==== RECORD EXTRACTS

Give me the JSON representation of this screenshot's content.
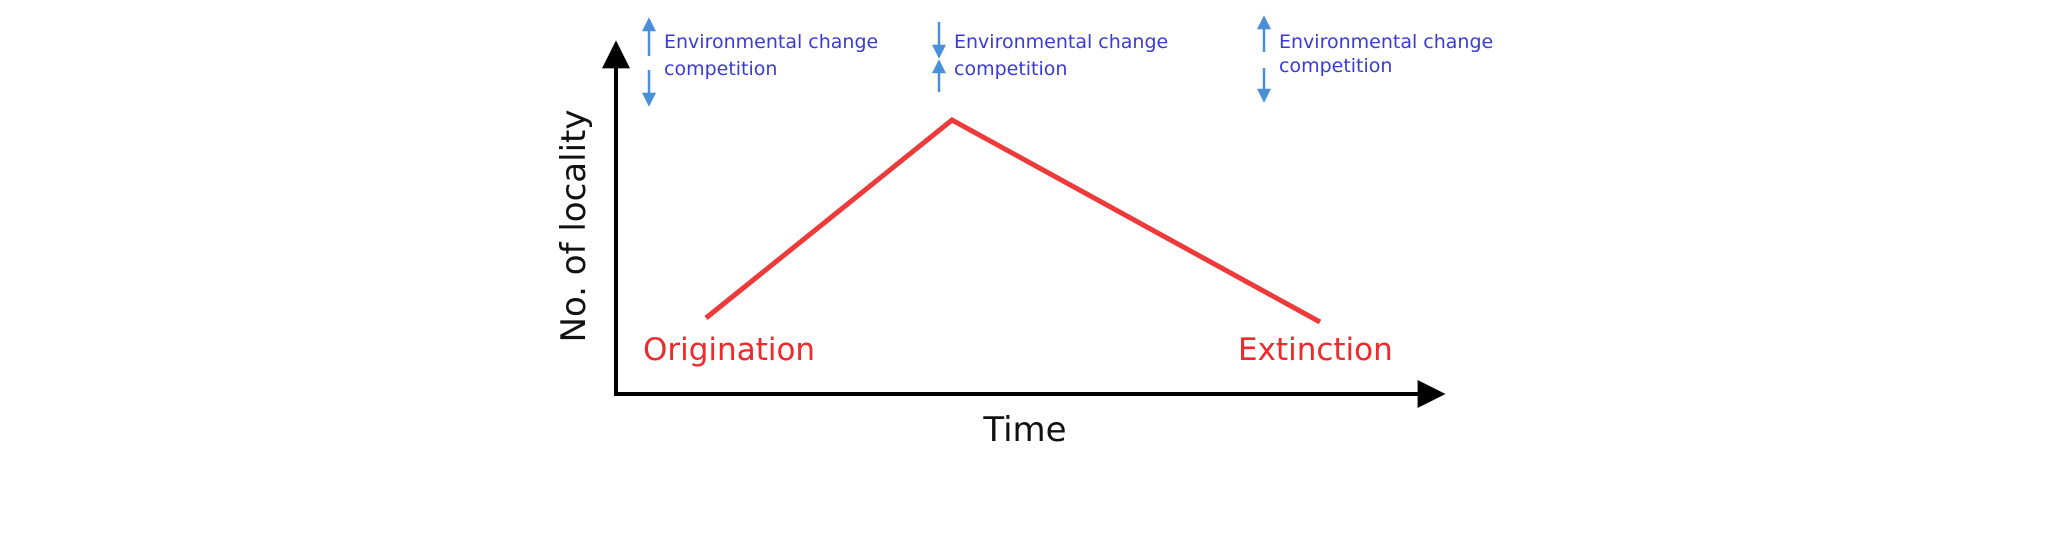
{
  "axes": {
    "x_label": "Time",
    "y_label": "No. of locality"
  },
  "phases": {
    "start": "Origination",
    "end": "Extinction"
  },
  "annotations": [
    {
      "env_label": "Environmental change",
      "env_trend": "increase",
      "comp_label": "competition",
      "comp_trend": "decrease"
    },
    {
      "env_label": "Environmental change",
      "env_trend": "decrease",
      "comp_label": "competition",
      "comp_trend": "increase"
    },
    {
      "env_label": "Environmental change",
      "env_trend": "increase",
      "comp_label": "competition",
      "comp_trend": "decrease"
    }
  ],
  "colors": {
    "curve": "#ee3a3a",
    "phase_text": "#ee2a2a",
    "annotation_text": "#3a3ad8",
    "trend_arrow": "#4a90d9",
    "axis": "#000000"
  }
}
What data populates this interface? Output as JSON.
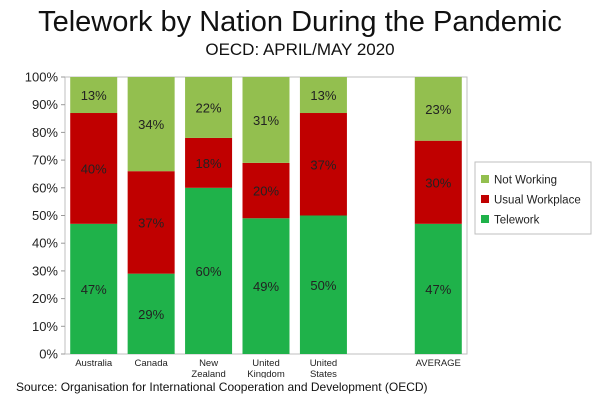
{
  "chart_data": {
    "type": "bar",
    "stacked": true,
    "title": "Telework by Nation During the Pandemic",
    "subtitle": "OECD: APRIL/MAY 2020",
    "categories": [
      [
        "Australia"
      ],
      [
        "Canada"
      ],
      [
        "New",
        "Zealand"
      ],
      [
        "United",
        "Kingdom"
      ],
      [
        "United",
        "States"
      ],
      [
        ""
      ],
      [
        "AVERAGE"
      ]
    ],
    "series": [
      {
        "name": "Telework",
        "color": "#1fb24a",
        "values": [
          47,
          29,
          60,
          49,
          50,
          null,
          47
        ]
      },
      {
        "name": "Usual Workplace",
        "color": "#c00000",
        "values": [
          40,
          37,
          18,
          20,
          37,
          null,
          30
        ]
      },
      {
        "name": "Not Working",
        "color": "#93bf4f",
        "values": [
          13,
          34,
          22,
          31,
          13,
          null,
          23
        ]
      }
    ],
    "value_suffix": "%",
    "yticks": [
      "0%",
      "10%",
      "20%",
      "30%",
      "40%",
      "50%",
      "60%",
      "70%",
      "80%",
      "90%",
      "100%"
    ],
    "ylim": [
      0,
      100
    ],
    "legend_position": "right",
    "legend_order": [
      "Not Working",
      "Usual Workplace",
      "Telework"
    ]
  },
  "source": "Source: Organisation for International Cooperation and Development (OECD)"
}
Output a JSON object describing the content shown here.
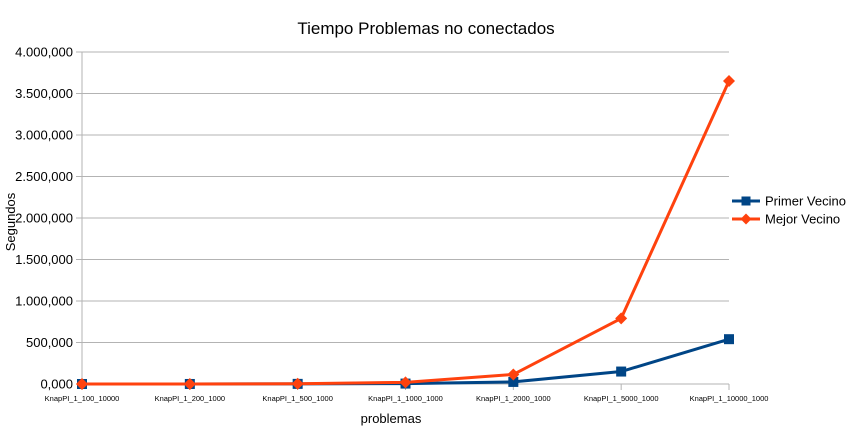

========

Leave out the pictures and copy the rest of the material above exactly.

Give me the JSON representation of this screenshot's content.
{
  "axes": {
    "x_label": "Time",
    "y_label": "No. of locality"
  },
  "phases": {
    "start": "Origination",
    "end": "Extinction"
  },
  "annotations": [
    {
      "env_label": "Environmental change",
      "env_trend": "increase",
      "comp_label": "competition",
      "comp_trend": "decrease"
    },
    {
      "env_label": "Environmental change",
      "env_trend": "decrease",
      "comp_label": "competition",
      "comp_trend": "increase"
    },
    {
      "env_label": "Environmental change",
      "env_trend": "increase",
      "comp_label": "competition",
      "comp_trend": "decrease"
    }
  ],
  "colors": {
    "curve": "#ee3a3a",
    "phase_text": "#ee2a2a",
    "annotation_text": "#3a3ad8",
    "trend_arrow": "#4a90d9",
    "axis": "#000000"
  }
}
What data populates this interface? Output as JSON.
{
  "chart_data": {
    "type": "bar",
    "stacked": true,
    "title": "Telework by Nation During the Pandemic",
    "subtitle": "OECD: APRIL/MAY 2020",
    "categories": [
      [
        "Australia"
      ],
      [
        "Canada"
      ],
      [
        "New",
        "Zealand"
      ],
      [
        "United",
        "Kingdom"
      ],
      [
        "United",
        "States"
      ],
      [
        ""
      ],
      [
        "AVERAGE"
      ]
    ],
    "series": [
      {
        "name": "Telework",
        "color": "#1fb24a",
        "values": [
          47,
          29,
          60,
          49,
          50,
          null,
          47
        ]
      },
      {
        "name": "Usual Workplace",
        "color": "#c00000",
        "values": [
          40,
          37,
          18,
          20,
          37,
          null,
          30
        ]
      },
      {
        "name": "Not Working",
        "color": "#93bf4f",
        "values": [
          13,
          34,
          22,
          31,
          13,
          null,
          23
        ]
      }
    ],
    "value_suffix": "%",
    "yticks": [
      "0%",
      "10%",
      "20%",
      "30%",
      "40%",
      "50%",
      "60%",
      "70%",
      "80%",
      "90%",
      "100%"
    ],
    "ylim": [
      0,
      100
    ],
    "legend_position": "right",
    "legend_order": [
      "Not Working",
      "Usual Workplace",
      "Telework"
    ]
  },
  "source": "Source: Organisation for International Cooperation and Development (OECD)"
}
Output a JSON object describing the content shown here.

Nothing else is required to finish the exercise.